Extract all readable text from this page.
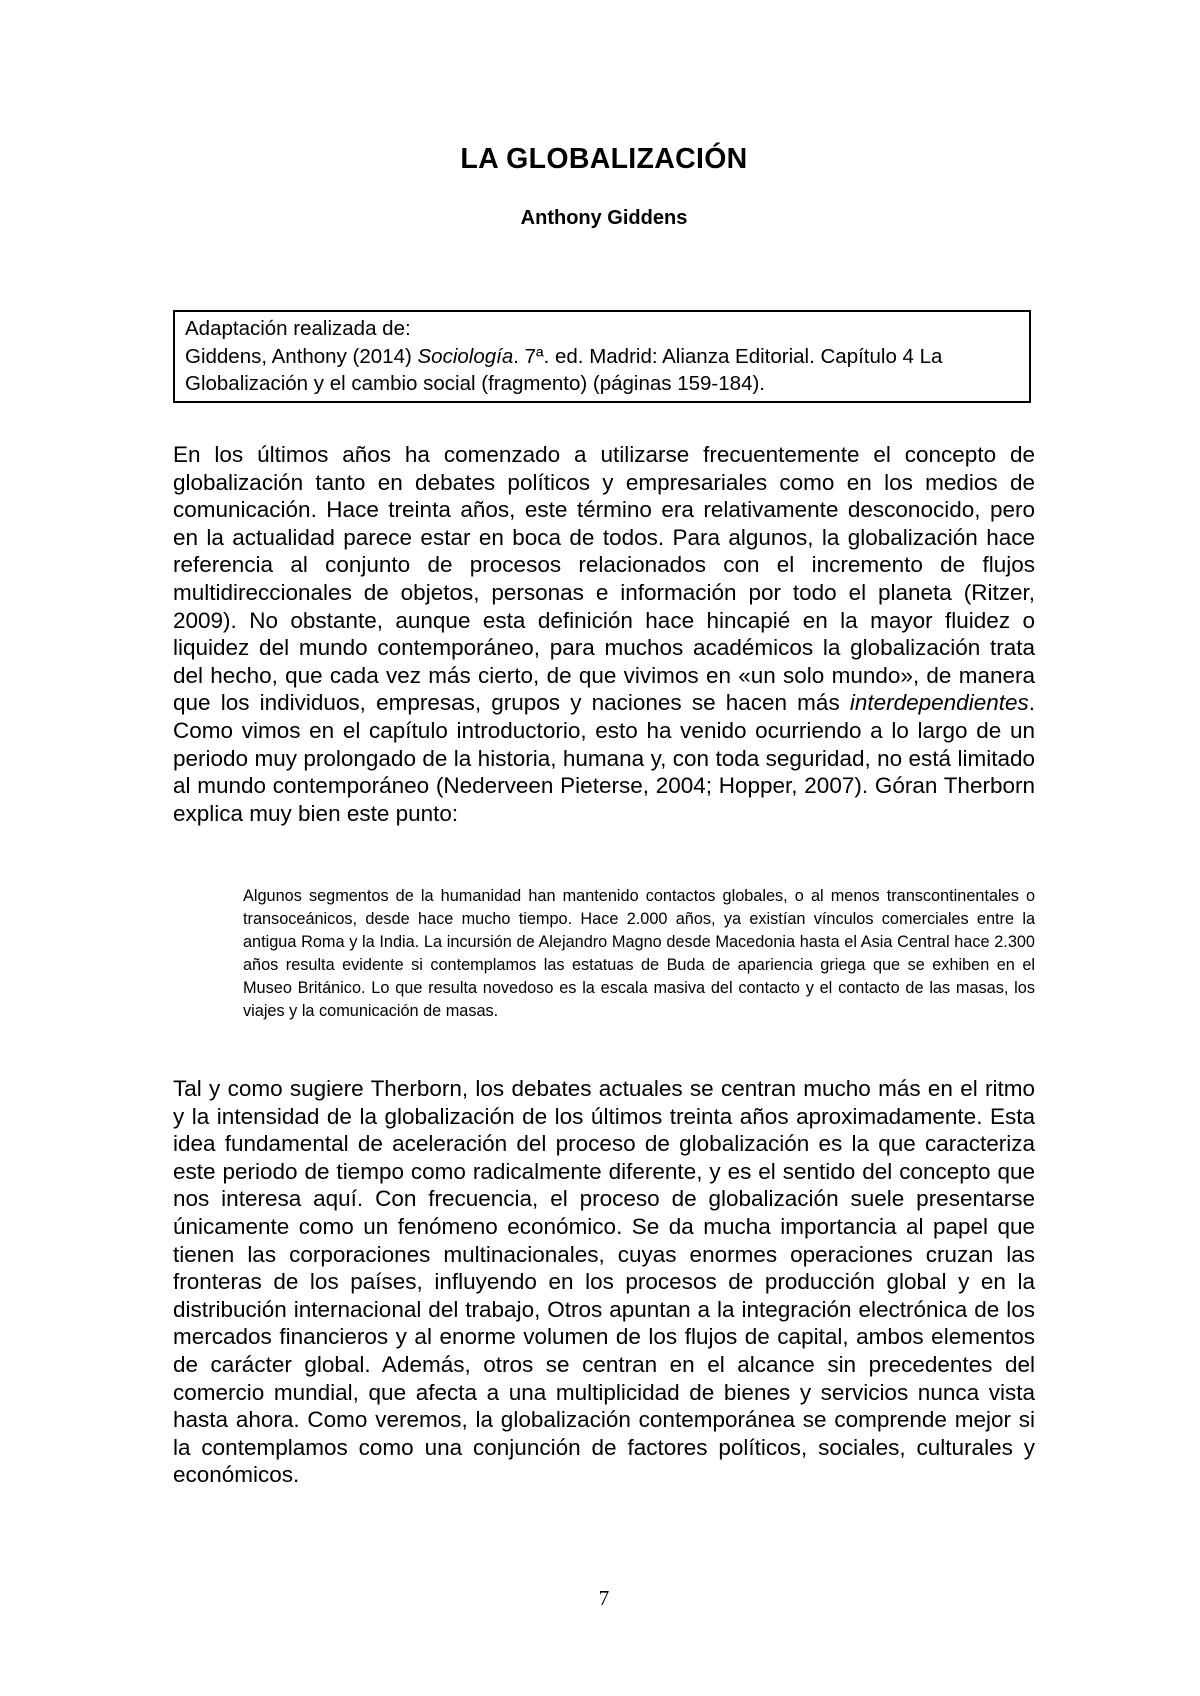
LA GLOBALIZACIÓN
Anthony Giddens

Adaptación realizada de:

Giddens, Anthony (2014) Sociología. 7ª. ed. Madrid: Alianza Editorial. Capítulo 4 La Globalización y el cambio social (fragmento) (páginas 159-184).

En los últimos años ha comenzado a utilizarse frecuentemente el concepto de globalización tanto en debates políticos y empresariales como en los medios de comunicación. Hace treinta años, este término era relativamente desconocido, pero en la actualidad parece estar en boca de todos. Para algunos, la globalización hace referencia al conjunto de procesos relacionados con el incremento de flujos multidireccionales de objetos, personas e información por todo el planeta (Ritzer, 2009). No obstante, aunque esta definición hace hincapié en la mayor fluidez o liquidez del mundo contemporáneo, para muchos académicos la globalización trata del hecho, que cada vez más cierto, de que vivimos en «un solo mundo», de manera que los individuos, empresas, grupos y naciones se hacen más interdependientes. Como vimos en el capítulo introductorio, esto ha venido ocurriendo a lo largo de un periodo muy prolongado de la historia, humana y, con toda seguridad, no está limitado al mundo contemporáneo (Nederveen Pieterse, 2004; Hopper, 2007). Góran Therborn explica muy bien este punto:

Algunos segmentos de la humanidad han mantenido contactos globales, o al menos transcontinentales o transoceánicos, desde hace mucho tiempo. Hace 2.000 años, ya existían vínculos comerciales entre la antigua Roma y la India. La incursión de Alejandro Magno desde Macedonia hasta el Asia Central hace 2.300 años resulta evidente si contemplamos las estatuas de Buda de apariencia griega que se exhiben en el Museo Británico. Lo que resulta novedoso es la escala masiva del contacto y el contacto de las masas, los viajes y la comunicación de masas.

Tal y como sugiere Therborn, los debates actuales se centran mucho más en el ritmo y la intensidad de la globalización de los últimos treinta años aproximadamente. Esta idea fundamental de aceleración del proceso de globalización es la que caracteriza este periodo de tiempo como radicalmente diferente, y es el sentido del concepto que nos interesa aquí. Con frecuencia, el proceso de globalización suele presentarse únicamente como un fenómeno económico. Se da mucha importancia al papel que tienen las corporaciones multinacionales, cuyas enormes operaciones cruzan las fronteras de los países, influyendo en los procesos de producción global y en la distribución internacional del trabajo, Otros apuntan a la integración electrónica de los mercados financieros y al enorme volumen de los flujos de capital, ambos elementos de carácter global. Además, otros se centran en el alcance sin precedentes del comercio mundial, que afecta a una multiplicidad de bienes y servicios nunca vista hasta ahora. Como veremos, la globalización contemporánea se comprende mejor si la contemplamos como una conjunción de factores políticos, sociales, culturales y económicos.

7
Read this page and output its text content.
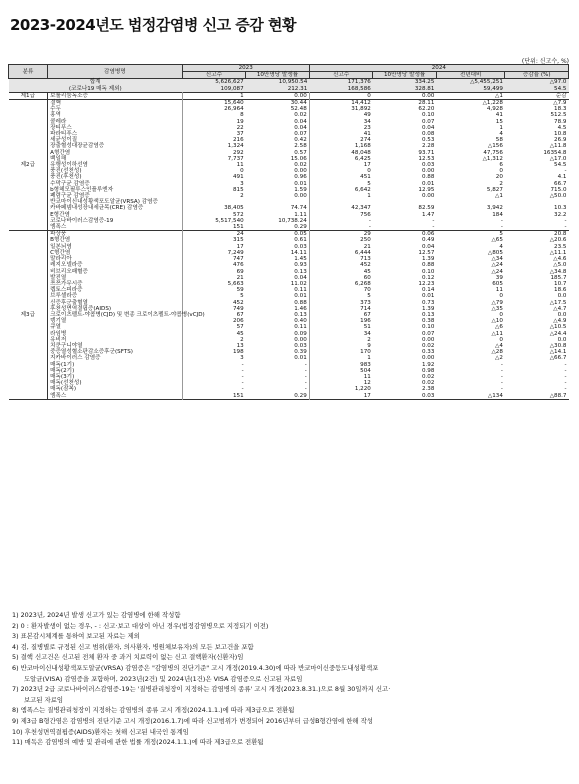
2023-2024년도 법정감염병 신고 증감 현황
(단위: 신고수, %)
분류	감염병명	2023		2024			
		신고수	10만명당 발생률	신고수	10만명당 발생률	전년대비	증감율 (%)
합계		5,626,627	10,950.54	171,376	334.25	△5,455,251	△97.0
(코로나19 매독 제외)		109,087	212.31	168,586	328.81	59,499	54.5
제1급	보툴리눔독소증	1	0.00	0	0.00	△1	순감
제2급	결핵	15,640	30.44	14,412	28.11	△1,228	△7.9
	수두	26,964	52.48	31,892	62.20	4,928	18.3
	홍역	8	0.02	49	0.10	41	512.5
	콜레라	19	0.04	34	0.07	15	78.9
	장티푸스	22	0.04	23	0.04	1	4.5
	파라티푸스	37	0.07	41	0.08	4	10.8
	세균성이질	216	0.42	274	0.53	58	26.9
	장출혈성대장균감염증	1,324	2.58	1,168	2.28	△156	△11.8
	A형간염	292	0.57	48,048	93.71	47,756	16354.8
	백일해	7,737	15.06	6,425	12.53	△1,312	△17.0
	유행성이하선염	11	0.02	17	0.03	6	54.5
	풍진(선천성)	0	0.00	0	0.00	0	-
	풍진(후천성)	491	0.96	451	0.88	20	4.1
	수막구균 감염증	3	0.01	5	0.01	2	66.7
	b형헤모필루스인플루엔자	815	1.59	6,642	12.95	5,827	715.0
	폐렴구균 감염증	2	0.00	1	0.00	△1	△50.0
	반코마이신내성황색포도알균(VRSA) 감염증						
	카바페넴내성장내세균목(CRE) 감염증	38,405	74.74	42,347	82.59	3,942	10.3
	E형간염	572	1.11	756	1.47	184	32.2
	코로나바이러스감염증-19	5,517,540	10,738.24	-	-	-	-
	엠폭스	151	0.29	-	-	-	-
제3급	파상풍	24	0.05	29	0.06	5	20.8
	B형간염	315	0.61	250	0.49	△65	△20.6
	일본뇌염	17	0.03	21	0.04	4	23.5
	C형간염	7,249	14.11	6,444	12.57	△805	△11.1
	말라리아	747	1.45	713	1.39	△34	△4.6
	레지오넬라증	476	0.93	452	0.88	△24	△5.0
	비브리오패혈증	69	0.13	45	0.10	△24	△34.8
	발진열	21	0.04	60	0.12	39	185.7
	쯔쯔가무시증	5,663	11.02	6,268	12.23	605	10.7
	렙토스피라증	59	0.11	70	0.14	11	18.6
	브루셀라증	5	0.01	5	0.01	0	0.0
	신증후군출혈열	452	0.88	373	0.73	△79	△17.5
	후천성면역결핍증(AIDS)	749	1.46	714	1.39	△35	△4.7
	크로이츠펠트-야콥병(CJD) 및 변종 크로이츠펠트-야콥병(vCJD)	67	0.13	67	0.13	0	0.0
	뎅기열	206	0.40	196	0.38	△10	△4.9
	큐열	57	0.11	51	0.10	△6	△10.5
	라임병	45	0.09	34	0.07	△11	△24.4
	유비저	2	0.00	2	0.00	0	0.0
	치쿤구니야열	13	0.03	9	0.02	△4	△30.8
	중증열성혈소판감소증후군(SFTS)	198	0.39	170	0.33	△28	△14.1
	지카바이러스 감염증	3	0.01	1	0.00	△2	△66.7
	매독(1기)	-	-	983	1.92	-	-
	매독(2기)	-	-	504	0.98	-	-
	매독(3기)	-	-	11	0.02	-	-
	매독(선천성)	-	-	12	0.02	-	-
	매독(잠복)	-	-	1,220	2.38	-	-
	엠폭스	151	0.29	17	0.03	△134	△88.7
1) 2023년, 2024년 발생 신고가 있는 감염병에 한해 작성함
2) 0 : 환자발생이 없는 경우, - : 신고·보고 대상이 아닌 경우(법정감염병으로 지정되기 이전)
3) 표본감시체계를 통하여 보고된 자료는 제외
4) 검, 질병별로 규정된 신고 범위(환자, 의사환자, 병원체보유자)의 모든 보고건을 포함
5) 결핵 신고건은 신고된 전체 환자 중 과거 치료력이 없는 신고 결핵환자(신환자)임
6) 반코마이신내성황색포도알균(VRSA) 감염증은 "감염병의 진단기준" 고시 개정(2019.4.30)에 따라 반코마이신중등도내성황색포
도알균(VISA) 감염증을 포함하며, 2023년(2건) 및 2024년(1건)은 VISA 감염증으로 신고된 자료임
7) 2023년 2급 코로나바이러스감염증-19는 '질병관리청장이 지정하는 감염병의 종류' 고시 개정(2023.8.31.)으로 8월 30일까지 신고·
보고된 자료임
8) 엠폭스는 질병관리청장이 지정하는 감염병의 종류 고시 개정(2024.1.1.)에 따라 제3급으로 전환됨
9) 제3급 B형간염은 감염병의 진단기준 고시 개정(2016.1.7)에 따라 신고범위가 변경되어 2016년부터 급성B형간염에 한해 작성
10) 후천성면역결핍증(AIDS)환자는 첫해 신고된 내국인 통계임
11) 매독은 감염병의 예방 및 관리에 관한 법률 개정(2024.1.1.)에 따라 제3급으로 전환됨
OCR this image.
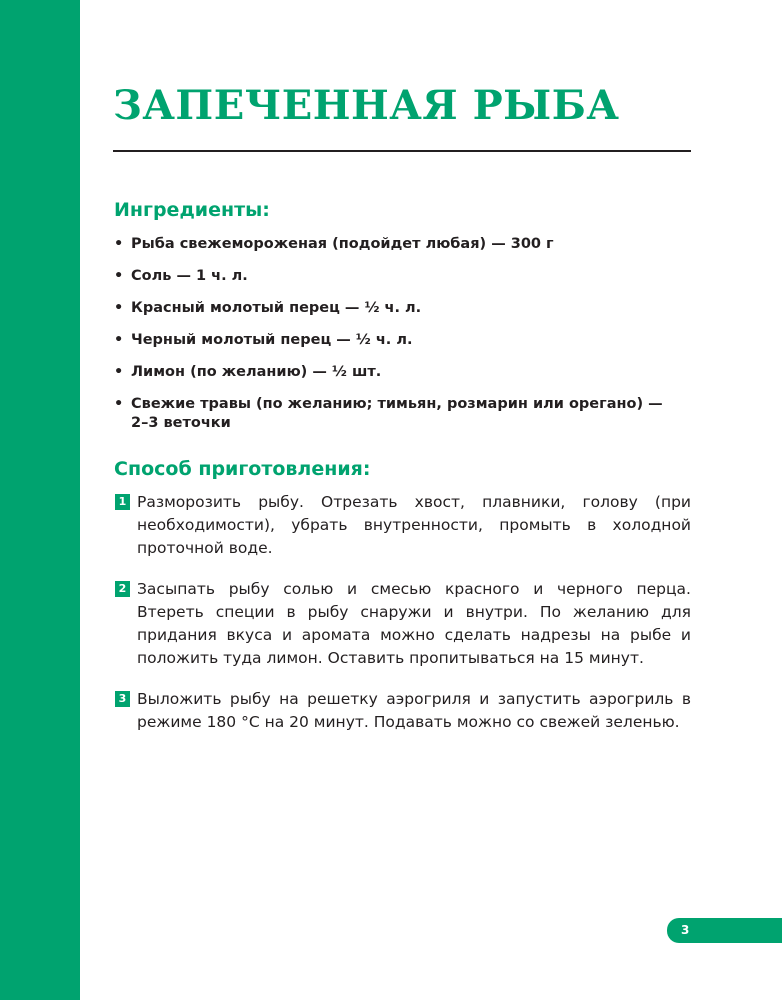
ЗАПЕЧЕННАЯ РЫБА
Ингредиенты:
• Рыба свежемороженая (подойдет любая) — 300 г
• Соль — 1 ч. л.
• Красный молотый перец — ½ ч. л.
• Черный молотый перец — ½ ч. л.
• Лимон (по желанию) — ½ шт.
• Свежие травы (по желанию; тимьян, розмарин или орегано) — 2–3 веточки
Способ приготовления:
1 Разморозить рыбу. Отрезать хвост, плавники, голову (при необходимости), убрать внутренности, промыть в холодной проточной воде.
2 Засыпать рыбу солью и смесью красного и черного перца. Втереть специи в рыбу снаружи и внутри. По желанию для придания вкуса и аромата можно сделать надрезы на рыбе и положить туда лимон. Оставить пропитываться на 15 минут.
3 Выложить рыбу на решетку аэрогриля и запустить аэрогриль в режиме 180 °С на 20 минут. Подавать можно со свежей зеленью.
3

**WRITTEN PROBLEM**
Looking at the data above, how many lines hold the word "можно"? Respond with the number alone.

**RESPONSE BELOW**
2